#### [THE PROBLEM]
Repeat each line word for word.
——————
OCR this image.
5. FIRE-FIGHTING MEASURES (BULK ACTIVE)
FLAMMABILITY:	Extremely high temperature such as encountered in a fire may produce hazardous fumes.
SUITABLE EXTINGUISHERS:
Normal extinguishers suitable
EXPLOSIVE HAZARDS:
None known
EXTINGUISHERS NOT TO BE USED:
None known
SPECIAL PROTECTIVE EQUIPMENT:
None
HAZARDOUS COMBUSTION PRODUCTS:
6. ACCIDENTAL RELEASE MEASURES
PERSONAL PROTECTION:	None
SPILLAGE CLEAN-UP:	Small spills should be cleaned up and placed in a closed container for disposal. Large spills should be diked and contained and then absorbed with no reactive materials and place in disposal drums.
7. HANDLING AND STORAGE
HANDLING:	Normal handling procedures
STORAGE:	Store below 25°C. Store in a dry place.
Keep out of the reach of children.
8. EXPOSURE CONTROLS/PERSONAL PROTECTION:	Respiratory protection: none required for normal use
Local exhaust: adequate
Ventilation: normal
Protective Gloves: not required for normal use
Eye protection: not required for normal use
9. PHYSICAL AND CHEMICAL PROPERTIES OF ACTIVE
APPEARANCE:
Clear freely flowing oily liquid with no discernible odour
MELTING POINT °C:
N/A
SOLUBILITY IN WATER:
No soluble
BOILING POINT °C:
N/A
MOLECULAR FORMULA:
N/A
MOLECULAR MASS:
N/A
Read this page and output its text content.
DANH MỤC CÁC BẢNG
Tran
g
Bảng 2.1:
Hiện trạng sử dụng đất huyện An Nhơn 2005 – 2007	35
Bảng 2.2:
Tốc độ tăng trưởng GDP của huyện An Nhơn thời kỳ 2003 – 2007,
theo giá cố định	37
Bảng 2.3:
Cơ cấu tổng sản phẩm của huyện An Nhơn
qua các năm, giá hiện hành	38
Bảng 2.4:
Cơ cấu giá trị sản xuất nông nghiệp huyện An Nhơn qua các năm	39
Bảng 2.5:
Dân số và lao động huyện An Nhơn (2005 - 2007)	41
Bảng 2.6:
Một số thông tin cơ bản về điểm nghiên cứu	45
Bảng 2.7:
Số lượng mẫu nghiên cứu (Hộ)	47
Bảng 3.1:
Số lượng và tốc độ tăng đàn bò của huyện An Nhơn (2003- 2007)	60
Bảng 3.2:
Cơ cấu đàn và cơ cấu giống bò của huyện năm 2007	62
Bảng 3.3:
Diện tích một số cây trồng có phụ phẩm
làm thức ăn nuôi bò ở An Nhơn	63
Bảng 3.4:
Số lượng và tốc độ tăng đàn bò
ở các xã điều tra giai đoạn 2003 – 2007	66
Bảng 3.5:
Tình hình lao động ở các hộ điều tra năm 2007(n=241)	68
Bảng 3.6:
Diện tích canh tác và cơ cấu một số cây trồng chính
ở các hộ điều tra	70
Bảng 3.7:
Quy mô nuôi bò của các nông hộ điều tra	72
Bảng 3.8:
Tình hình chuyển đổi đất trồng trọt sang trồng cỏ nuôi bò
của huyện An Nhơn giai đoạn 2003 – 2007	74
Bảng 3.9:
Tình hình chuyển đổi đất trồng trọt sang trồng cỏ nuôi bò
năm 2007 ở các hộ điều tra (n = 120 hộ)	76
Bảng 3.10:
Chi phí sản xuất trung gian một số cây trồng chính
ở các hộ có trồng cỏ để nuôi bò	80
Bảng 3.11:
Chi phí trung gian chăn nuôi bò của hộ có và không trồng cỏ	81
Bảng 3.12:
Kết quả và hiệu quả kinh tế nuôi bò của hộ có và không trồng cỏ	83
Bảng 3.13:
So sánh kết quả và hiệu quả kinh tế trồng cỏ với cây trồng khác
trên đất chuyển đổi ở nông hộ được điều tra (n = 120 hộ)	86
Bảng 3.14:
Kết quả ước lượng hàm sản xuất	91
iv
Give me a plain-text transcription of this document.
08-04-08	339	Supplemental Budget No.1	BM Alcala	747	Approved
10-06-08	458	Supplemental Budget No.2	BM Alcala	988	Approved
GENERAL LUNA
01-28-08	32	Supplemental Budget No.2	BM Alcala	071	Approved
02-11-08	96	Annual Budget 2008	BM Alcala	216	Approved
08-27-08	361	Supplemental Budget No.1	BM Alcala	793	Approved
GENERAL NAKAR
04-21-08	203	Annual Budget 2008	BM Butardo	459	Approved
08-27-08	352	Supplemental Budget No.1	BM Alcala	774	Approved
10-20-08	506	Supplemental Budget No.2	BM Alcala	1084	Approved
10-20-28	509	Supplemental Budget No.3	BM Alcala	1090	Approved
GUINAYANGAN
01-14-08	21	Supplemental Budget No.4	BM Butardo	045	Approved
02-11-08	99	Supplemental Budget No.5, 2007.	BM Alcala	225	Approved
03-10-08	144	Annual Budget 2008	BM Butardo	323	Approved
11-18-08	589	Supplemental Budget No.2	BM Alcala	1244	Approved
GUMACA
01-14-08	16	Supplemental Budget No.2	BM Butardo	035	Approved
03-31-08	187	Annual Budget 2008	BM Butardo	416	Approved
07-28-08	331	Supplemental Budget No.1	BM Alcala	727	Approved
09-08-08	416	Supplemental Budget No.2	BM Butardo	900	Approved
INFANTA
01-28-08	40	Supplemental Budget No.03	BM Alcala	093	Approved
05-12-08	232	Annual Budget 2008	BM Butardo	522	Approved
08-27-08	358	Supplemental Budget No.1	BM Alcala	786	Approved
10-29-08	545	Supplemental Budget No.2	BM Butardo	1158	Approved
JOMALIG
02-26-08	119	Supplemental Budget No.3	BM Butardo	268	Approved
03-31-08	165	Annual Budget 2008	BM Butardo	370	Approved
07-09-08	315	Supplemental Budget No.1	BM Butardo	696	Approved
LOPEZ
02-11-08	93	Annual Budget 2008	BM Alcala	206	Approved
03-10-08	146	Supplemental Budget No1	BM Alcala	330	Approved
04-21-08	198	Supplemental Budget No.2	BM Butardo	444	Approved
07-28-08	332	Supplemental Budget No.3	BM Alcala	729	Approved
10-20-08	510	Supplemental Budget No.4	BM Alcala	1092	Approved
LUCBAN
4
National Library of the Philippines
——————
#### [WRITTEN RESPONSE]
OCR this image.
5. FIRE-FIGHTING MEASURES (BULK ACTIVE)
FLAMMABILITY:	Extremely high temperature such as encountered in a fire may produce hazardous fumes.
SUITABLE EXTINGUISHERS:
Normal extinguishers suitable
EXPLOSIVE HAZARDS:
None known
EXTINGUISHERS NOT TO BE USED:
None known
SPECIAL PROTECTIVE EQUIPMENT:
None
HAZARDOUS COMBUSTION PRODUCTS:
6. ACCIDENTAL RELEASE MEASURES
PERSONAL PROTECTION:	None
SPILLAGE CLEAN-UP:	Small spills should be cleaned up and placed in a closed container for disposal. Large spills should be diked and contained and then absorbed with no reactive materials and place in disposal drums.
7. HANDLING AND STORAGE
HANDLING:	Normal handling procedures
STORAGE:	Store below 25°C. Store in a dry place.
Keep out of the reach of children.
8. EXPOSURE CONTROLS/PERSONAL PROTECTION:	Respiratory protection: none required for normal use
Local exhaust: adequate
Ventilation: normal
Protective Gloves: not required for normal use
Eye protection: not required for normal use
9. PHYSICAL AND CHEMICAL PROPERTIES OF ACTIVE
APPEARANCE:
Clear freely flowing oily liquid with no discernible odour
MELTING POINT °C:
N/A
SOLUBILITY IN WATER:
No soluble
BOILING POINT °C:
N/A
MOLECULAR FORMULA:
N/A
MOLECULAR MASS:
N/A
Read this page and output its text content.
DANH MỤC CÁC BẢNG
Tran
g
Bảng 2.1:
Hiện trạng sử dụng đất huyện An Nhơn 2005 – 2007	35
Bảng 2.2:
Tốc độ tăng trưởng GDP của huyện An Nhơn thời kỳ 2003 – 2007,
theo giá cố định	37
Bảng 2.3:
Cơ cấu tổng sản phẩm của huyện An Nhơn
qua các năm, giá hiện hành	38
Bảng 2.4:
Cơ cấu giá trị sản xuất nông nghiệp huyện An Nhơn qua các năm	39
Bảng 2.5:
Dân số và lao động huyện An Nhơn (2005 - 2007)	41
Bảng 2.6:
Một số thông tin cơ bản về điểm nghiên cứu	45
Bảng 2.7:
Số lượng mẫu nghiên cứu (Hộ)	47
Bảng 3.1:
Số lượng và tốc độ tăng đàn bò của huyện An Nhơn (2003- 2007)	60
Bảng 3.2:
Cơ cấu đàn và cơ cấu giống bò của huyện năm 2007	62
Bảng 3.3:
Diện tích một số cây trồng có phụ phẩm
làm thức ăn nuôi bò ở An Nhơn	63
Bảng 3.4:
Số lượng và tốc độ tăng đàn bò
ở các xã điều tra giai đoạn 2003 – 2007	66
Bảng 3.5:
Tình hình lao động ở các hộ điều tra năm 2007(n=241)	68
Bảng 3.6:
Diện tích canh tác và cơ cấu một số cây trồng chính
ở các hộ điều tra	70
Bảng 3.7:
Quy mô nuôi bò của các nông hộ điều tra	72
Bảng 3.8:
Tình hình chuyển đổi đất trồng trọt sang trồng cỏ nuôi bò
của huyện An Nhơn giai đoạn 2003 – 2007	74
Bảng 3.9:
Tình hình chuyển đổi đất trồng trọt sang trồng cỏ nuôi bò
năm 2007 ở các hộ điều tra (n = 120 hộ)	76
Bảng 3.10:
Chi phí sản xuất trung gian một số cây trồng chính
ở các hộ có trồng cỏ để nuôi bò	80
Bảng 3.11:
Chi phí trung gian chăn nuôi bò của hộ có và không trồng cỏ	81
Bảng 3.12:
Kết quả và hiệu quả kinh tế nuôi bò của hộ có và không trồng cỏ	83
Bảng 3.13:
So sánh kết quả và hiệu quả kinh tế trồng cỏ với cây trồng khác
trên đất chuyển đổi ở nông hộ được điều tra (n = 120 hộ)	86
Bảng 3.14:
Kết quả ước lượng hàm sản xuất	91
iv
Give me a plain-text transcription of this document.
08-04-08	339	Supplemental Budget No.1	BM Alcala	747	Approved
10-06-08	458	Supplemental Budget No.2	BM Alcala	988	Approved
GENERAL LUNA
01-28-08	32	Supplemental Budget No.2	BM Alcala	071	Approved
02-11-08	96	Annual Budget 2008	BM Alcala	216	Approved
08-27-08	361	Supplemental Budget No.1	BM Alcala	793	Approved
GENERAL NAKAR
04-21-08	203	Annual Budget 2008	BM Butardo	459	Approved
08-27-08	352	Supplemental Budget No.1	BM Alcala	774	Approved
10-20-08	506	Supplemental Budget No.2	BM Alcala	1084	Approved
10-20-28	509	Supplemental Budget No.3	BM Alcala	1090	Approved
GUINAYANGAN
01-14-08	21	Supplemental Budget No.4	BM Butardo	045	Approved
02-11-08	99	Supplemental Budget No.5, 2007.	BM Alcala	225	Approved
03-10-08	144	Annual Budget 2008	BM Butardo	323	Approved
11-18-08	589	Supplemental Budget No.2	BM Alcala	1244	Approved
GUMACA
01-14-08	16	Supplemental Budget No.2	BM Butardo	035	Approved
03-31-08	187	Annual Budget 2008	BM Butardo	416	Approved
07-28-08	331	Supplemental Budget No.1	BM Alcala	727	Approved
09-08-08	416	Supplemental Budget No.2	BM Butardo	900	Approved
INFANTA
01-28-08	40	Supplemental Budget No.03	BM Alcala	093	Approved
05-12-08	232	Annual Budget 2008	BM Butardo	522	Approved
08-27-08	358	Supplemental Budget No.1	BM Alcala	786	Approved
10-29-08	545	Supplemental Budget No.2	BM Butardo	1158	Approved
JOMALIG
02-26-08	119	Supplemental Budget No.3	BM Butardo	268	Approved
03-31-08	165	Annual Budget 2008	BM Butardo	370	Approved
07-09-08	315	Supplemental Budget No.1	BM Butardo	696	Approved
LOPEZ
02-11-08	93	Annual Budget 2008	BM Alcala	206	Approved
03-10-08	146	Supplemental Budget No1	BM Alcala	330	Approved
04-21-08	198	Supplemental Budget No.2	BM Butardo	444	Approved
07-28-08	332	Supplemental Budget No.3	BM Alcala	729	Approved
10-20-08	510	Supplemental Budget No.4	BM Alcala	1092	Approved
LUCBAN
4
National Library of the Philippines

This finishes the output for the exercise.